- **Input records**:
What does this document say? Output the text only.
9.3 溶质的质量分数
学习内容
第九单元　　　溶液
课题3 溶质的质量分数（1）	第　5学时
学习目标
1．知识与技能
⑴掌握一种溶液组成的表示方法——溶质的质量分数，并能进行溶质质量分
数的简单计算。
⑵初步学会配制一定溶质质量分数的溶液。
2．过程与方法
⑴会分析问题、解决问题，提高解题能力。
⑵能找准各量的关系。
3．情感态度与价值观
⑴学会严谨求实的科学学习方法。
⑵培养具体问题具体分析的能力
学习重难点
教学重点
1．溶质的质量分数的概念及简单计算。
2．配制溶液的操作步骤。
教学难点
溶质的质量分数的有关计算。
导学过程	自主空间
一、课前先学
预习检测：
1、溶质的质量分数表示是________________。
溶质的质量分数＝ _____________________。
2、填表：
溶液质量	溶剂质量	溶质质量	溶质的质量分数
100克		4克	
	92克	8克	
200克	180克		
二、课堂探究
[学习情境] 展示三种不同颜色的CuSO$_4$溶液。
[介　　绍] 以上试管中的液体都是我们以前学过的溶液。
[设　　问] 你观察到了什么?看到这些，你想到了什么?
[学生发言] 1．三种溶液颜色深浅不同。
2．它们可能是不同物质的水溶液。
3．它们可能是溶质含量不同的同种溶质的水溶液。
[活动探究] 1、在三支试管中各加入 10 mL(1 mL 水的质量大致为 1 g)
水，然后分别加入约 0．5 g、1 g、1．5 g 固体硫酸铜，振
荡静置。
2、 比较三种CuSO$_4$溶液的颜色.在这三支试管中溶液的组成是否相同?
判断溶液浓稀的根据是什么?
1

- **Required work**: Give back all the records exactly as they stand.

- **Response below**:
What does this document say? Output the text only.
9.3 溶质的质量分数
学习内容
第九单元　　　溶液
课题3 溶质的质量分数（1）	第　5学时
学习目标
1．知识与技能
⑴掌握一种溶液组成的表示方法——溶质的质量分数，并能进行溶质质量分
数的简单计算。
⑵初步学会配制一定溶质质量分数的溶液。
2．过程与方法
⑴会分析问题、解决问题，提高解题能力。
⑵能找准各量的关系。
3．情感态度与价值观
⑴学会严谨求实的科学学习方法。
⑵培养具体问题具体分析的能力
学习重难点
教学重点
1．溶质的质量分数的概念及简单计算。
2．配制溶液的操作步骤。
教学难点
溶质的质量分数的有关计算。
导学过程	自主空间
一、课前先学
预习检测：
1、溶质的质量分数表示是________________。
溶质的质量分数＝ _____________________。
2、填表：
溶液质量	溶剂质量	溶质质量	溶质的质量分数
100克		4克	
	92克	8克	
200克	180克		
二、课堂探究
[学习情境] 展示三种不同颜色的CuSO$_4$溶液。
[介　　绍] 以上试管中的液体都是我们以前学过的溶液。
[设　　问] 你观察到了什么?看到这些，你想到了什么?
[学生发言] 1．三种溶液颜色深浅不同。
2．它们可能是不同物质的水溶液。
3．它们可能是溶质含量不同的同种溶质的水溶液。
[活动探究] 1、在三支试管中各加入 10 mL(1 mL 水的质量大致为 1 g)
水，然后分别加入约 0．5 g、1 g、1．5 g 固体硫酸铜，振
荡静置。
2、 比较三种CuSO$_4$溶液的颜色.在这三支试管中溶液的组成是否相同?
判断溶液浓稀的根据是什么?
1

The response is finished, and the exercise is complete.